_Task inputs_
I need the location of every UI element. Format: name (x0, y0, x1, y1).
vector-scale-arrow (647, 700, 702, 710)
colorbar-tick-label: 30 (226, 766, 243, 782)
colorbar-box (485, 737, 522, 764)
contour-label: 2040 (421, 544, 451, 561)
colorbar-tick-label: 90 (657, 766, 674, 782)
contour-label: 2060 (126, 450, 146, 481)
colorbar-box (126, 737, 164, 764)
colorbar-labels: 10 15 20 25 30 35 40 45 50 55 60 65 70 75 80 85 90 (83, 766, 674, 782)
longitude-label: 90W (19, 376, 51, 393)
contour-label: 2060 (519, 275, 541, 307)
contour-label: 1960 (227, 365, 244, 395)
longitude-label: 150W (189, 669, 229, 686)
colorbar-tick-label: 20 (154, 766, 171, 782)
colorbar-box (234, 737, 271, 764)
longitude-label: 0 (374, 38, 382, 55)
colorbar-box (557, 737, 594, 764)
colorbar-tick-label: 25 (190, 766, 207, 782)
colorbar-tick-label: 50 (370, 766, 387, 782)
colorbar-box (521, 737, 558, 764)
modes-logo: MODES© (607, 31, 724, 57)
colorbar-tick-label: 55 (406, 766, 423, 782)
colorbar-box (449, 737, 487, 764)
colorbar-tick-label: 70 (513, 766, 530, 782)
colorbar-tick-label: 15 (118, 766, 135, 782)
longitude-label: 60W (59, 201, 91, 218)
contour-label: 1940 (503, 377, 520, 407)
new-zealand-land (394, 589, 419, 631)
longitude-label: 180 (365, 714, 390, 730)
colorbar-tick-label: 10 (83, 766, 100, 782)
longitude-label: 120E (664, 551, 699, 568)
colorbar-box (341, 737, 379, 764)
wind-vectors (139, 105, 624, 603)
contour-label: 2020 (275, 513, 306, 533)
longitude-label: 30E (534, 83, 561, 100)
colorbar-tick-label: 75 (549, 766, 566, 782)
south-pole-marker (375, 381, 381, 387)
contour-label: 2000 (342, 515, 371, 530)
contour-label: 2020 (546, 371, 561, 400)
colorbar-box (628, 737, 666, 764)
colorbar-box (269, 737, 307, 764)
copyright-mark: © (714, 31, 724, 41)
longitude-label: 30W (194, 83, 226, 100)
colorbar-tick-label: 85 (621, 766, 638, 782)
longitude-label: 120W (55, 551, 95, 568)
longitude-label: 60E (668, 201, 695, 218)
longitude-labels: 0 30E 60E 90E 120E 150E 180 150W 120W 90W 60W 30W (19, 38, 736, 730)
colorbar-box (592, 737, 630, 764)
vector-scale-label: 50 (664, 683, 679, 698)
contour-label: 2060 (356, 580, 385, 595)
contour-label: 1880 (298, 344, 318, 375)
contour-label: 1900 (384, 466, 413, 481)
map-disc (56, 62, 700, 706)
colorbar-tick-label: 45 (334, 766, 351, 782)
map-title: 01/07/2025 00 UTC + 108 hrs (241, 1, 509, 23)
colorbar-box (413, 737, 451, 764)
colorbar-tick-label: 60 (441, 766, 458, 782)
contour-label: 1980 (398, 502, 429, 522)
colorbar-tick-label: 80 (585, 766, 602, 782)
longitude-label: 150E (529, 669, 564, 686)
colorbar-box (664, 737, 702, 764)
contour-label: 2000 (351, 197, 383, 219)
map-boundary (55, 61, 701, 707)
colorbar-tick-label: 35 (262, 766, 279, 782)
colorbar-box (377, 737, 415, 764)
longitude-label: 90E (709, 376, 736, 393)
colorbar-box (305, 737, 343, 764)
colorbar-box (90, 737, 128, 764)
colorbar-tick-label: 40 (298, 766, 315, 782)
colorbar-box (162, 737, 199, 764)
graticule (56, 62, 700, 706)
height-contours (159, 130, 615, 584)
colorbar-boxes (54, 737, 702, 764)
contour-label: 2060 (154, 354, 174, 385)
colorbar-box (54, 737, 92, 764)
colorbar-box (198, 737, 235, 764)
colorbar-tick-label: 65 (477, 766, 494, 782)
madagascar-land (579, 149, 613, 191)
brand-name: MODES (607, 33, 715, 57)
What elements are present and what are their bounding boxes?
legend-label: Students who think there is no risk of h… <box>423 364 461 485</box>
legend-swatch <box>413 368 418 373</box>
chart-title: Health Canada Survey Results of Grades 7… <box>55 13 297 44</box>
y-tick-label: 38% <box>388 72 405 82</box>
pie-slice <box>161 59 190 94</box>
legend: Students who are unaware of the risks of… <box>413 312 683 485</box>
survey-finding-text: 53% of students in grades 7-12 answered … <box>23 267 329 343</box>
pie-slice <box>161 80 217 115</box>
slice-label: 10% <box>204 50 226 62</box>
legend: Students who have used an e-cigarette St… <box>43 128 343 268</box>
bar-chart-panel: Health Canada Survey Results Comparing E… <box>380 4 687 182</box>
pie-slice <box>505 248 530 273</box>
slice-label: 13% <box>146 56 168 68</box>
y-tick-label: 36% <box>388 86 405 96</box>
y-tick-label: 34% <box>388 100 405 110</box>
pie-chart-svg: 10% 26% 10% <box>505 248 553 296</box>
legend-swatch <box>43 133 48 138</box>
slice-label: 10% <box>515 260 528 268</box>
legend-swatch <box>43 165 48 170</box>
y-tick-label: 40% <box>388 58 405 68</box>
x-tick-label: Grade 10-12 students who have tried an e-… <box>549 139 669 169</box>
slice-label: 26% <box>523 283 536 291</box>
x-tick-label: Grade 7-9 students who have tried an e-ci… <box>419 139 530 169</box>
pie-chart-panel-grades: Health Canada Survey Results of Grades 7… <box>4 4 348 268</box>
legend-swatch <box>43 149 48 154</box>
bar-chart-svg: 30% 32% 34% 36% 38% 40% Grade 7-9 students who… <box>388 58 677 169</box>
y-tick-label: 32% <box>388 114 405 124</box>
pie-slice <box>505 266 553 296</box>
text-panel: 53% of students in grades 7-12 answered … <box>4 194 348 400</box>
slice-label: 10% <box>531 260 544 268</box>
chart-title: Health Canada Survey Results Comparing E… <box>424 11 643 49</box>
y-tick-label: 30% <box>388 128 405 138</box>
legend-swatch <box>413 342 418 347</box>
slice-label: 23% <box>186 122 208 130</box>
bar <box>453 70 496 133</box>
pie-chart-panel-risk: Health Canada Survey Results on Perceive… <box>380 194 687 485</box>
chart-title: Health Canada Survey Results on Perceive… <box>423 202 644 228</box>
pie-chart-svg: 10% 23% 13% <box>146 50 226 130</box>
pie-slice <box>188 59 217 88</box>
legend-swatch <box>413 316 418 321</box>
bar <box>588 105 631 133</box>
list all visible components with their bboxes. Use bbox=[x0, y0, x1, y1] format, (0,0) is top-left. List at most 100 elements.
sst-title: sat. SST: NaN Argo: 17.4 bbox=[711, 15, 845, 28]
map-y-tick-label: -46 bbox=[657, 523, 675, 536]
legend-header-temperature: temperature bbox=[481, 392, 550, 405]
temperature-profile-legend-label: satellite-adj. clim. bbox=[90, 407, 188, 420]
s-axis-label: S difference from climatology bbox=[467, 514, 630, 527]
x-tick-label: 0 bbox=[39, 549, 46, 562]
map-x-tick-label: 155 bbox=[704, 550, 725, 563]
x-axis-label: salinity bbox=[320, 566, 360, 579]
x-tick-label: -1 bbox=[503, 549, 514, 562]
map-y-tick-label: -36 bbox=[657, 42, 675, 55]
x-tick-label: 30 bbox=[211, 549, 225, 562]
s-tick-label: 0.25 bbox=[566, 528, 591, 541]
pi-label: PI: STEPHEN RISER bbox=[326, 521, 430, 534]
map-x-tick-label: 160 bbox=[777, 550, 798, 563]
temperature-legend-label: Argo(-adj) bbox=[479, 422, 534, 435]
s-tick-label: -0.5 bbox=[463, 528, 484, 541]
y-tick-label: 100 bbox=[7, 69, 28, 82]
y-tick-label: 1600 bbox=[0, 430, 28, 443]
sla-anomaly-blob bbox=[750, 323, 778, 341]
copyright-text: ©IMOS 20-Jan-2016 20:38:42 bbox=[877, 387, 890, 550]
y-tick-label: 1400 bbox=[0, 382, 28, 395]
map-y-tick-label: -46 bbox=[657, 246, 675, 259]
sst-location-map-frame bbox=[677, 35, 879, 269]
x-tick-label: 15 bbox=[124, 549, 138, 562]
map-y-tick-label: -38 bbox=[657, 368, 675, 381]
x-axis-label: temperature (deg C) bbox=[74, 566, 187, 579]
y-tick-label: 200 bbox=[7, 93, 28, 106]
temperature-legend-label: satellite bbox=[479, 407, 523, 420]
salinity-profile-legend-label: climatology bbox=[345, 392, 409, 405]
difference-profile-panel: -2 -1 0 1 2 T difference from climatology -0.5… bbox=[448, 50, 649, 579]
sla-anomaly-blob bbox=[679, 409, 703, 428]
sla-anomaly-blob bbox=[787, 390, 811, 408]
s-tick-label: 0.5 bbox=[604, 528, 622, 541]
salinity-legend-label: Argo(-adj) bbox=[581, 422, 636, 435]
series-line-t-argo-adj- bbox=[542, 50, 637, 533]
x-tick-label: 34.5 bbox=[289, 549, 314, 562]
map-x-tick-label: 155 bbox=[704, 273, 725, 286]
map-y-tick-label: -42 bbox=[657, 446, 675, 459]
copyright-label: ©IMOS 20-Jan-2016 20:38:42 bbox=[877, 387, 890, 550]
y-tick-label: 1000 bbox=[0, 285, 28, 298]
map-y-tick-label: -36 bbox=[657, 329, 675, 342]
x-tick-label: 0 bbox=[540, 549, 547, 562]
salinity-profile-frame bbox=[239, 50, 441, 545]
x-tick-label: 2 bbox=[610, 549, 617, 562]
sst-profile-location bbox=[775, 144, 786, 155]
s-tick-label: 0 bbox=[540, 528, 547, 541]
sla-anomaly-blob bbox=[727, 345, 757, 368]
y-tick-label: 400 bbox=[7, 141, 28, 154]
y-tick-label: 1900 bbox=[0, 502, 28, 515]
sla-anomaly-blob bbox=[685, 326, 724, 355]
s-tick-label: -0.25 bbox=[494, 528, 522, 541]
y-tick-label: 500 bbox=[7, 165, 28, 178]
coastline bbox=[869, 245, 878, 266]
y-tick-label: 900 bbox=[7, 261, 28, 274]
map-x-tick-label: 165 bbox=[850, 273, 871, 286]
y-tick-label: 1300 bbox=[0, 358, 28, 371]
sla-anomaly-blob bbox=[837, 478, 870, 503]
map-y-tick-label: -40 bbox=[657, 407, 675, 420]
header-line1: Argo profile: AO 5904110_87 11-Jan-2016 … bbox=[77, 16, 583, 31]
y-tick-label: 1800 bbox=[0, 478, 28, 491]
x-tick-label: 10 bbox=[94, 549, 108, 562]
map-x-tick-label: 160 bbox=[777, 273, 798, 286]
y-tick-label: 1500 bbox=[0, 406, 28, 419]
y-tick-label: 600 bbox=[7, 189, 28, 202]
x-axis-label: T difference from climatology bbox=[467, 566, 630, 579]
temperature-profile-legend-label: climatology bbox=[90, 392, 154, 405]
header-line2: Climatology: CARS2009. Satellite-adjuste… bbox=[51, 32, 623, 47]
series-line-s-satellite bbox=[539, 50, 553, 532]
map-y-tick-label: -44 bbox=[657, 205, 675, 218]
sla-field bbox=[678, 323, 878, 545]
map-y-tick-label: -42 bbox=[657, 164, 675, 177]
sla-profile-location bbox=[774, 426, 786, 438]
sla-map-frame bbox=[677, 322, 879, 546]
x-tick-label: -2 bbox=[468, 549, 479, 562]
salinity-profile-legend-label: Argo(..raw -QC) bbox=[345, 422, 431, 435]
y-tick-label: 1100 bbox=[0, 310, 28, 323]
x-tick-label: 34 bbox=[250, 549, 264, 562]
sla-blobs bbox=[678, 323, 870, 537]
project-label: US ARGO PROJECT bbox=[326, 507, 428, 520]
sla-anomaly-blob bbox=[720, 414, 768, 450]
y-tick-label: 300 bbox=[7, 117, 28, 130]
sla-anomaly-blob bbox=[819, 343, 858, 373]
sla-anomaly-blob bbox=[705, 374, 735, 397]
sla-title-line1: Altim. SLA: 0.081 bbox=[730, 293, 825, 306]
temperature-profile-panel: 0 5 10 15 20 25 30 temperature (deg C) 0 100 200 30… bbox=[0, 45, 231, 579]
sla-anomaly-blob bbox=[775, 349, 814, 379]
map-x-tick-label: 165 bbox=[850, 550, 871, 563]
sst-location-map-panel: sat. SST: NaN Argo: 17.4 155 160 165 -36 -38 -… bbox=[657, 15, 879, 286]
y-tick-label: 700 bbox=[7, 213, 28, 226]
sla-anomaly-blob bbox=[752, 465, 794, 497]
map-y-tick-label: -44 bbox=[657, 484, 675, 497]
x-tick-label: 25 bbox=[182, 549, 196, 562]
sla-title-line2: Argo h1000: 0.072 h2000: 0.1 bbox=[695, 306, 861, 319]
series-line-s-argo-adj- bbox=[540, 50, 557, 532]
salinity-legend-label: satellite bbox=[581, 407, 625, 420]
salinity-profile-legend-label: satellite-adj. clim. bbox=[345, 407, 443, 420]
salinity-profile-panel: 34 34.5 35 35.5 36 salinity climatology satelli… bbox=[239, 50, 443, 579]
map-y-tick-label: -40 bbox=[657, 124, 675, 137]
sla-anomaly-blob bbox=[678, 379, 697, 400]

_Task objective_
Retype the rows verbatim, from the first row through the row containing "contour-label: 2060 (126, 450, 146, 481)", including both.

_Solution to this task_
I need the location of every UI element. Format: name (x0, y0, x1, y1).
vector-scale-arrow (647, 700, 702, 710)
colorbar-tick-label: 30 (226, 766, 243, 782)
colorbar-box (485, 737, 522, 764)
contour-label: 2040 (421, 544, 451, 561)
colorbar-tick-label: 90 (657, 766, 674, 782)
contour-label: 2060 (126, 450, 146, 481)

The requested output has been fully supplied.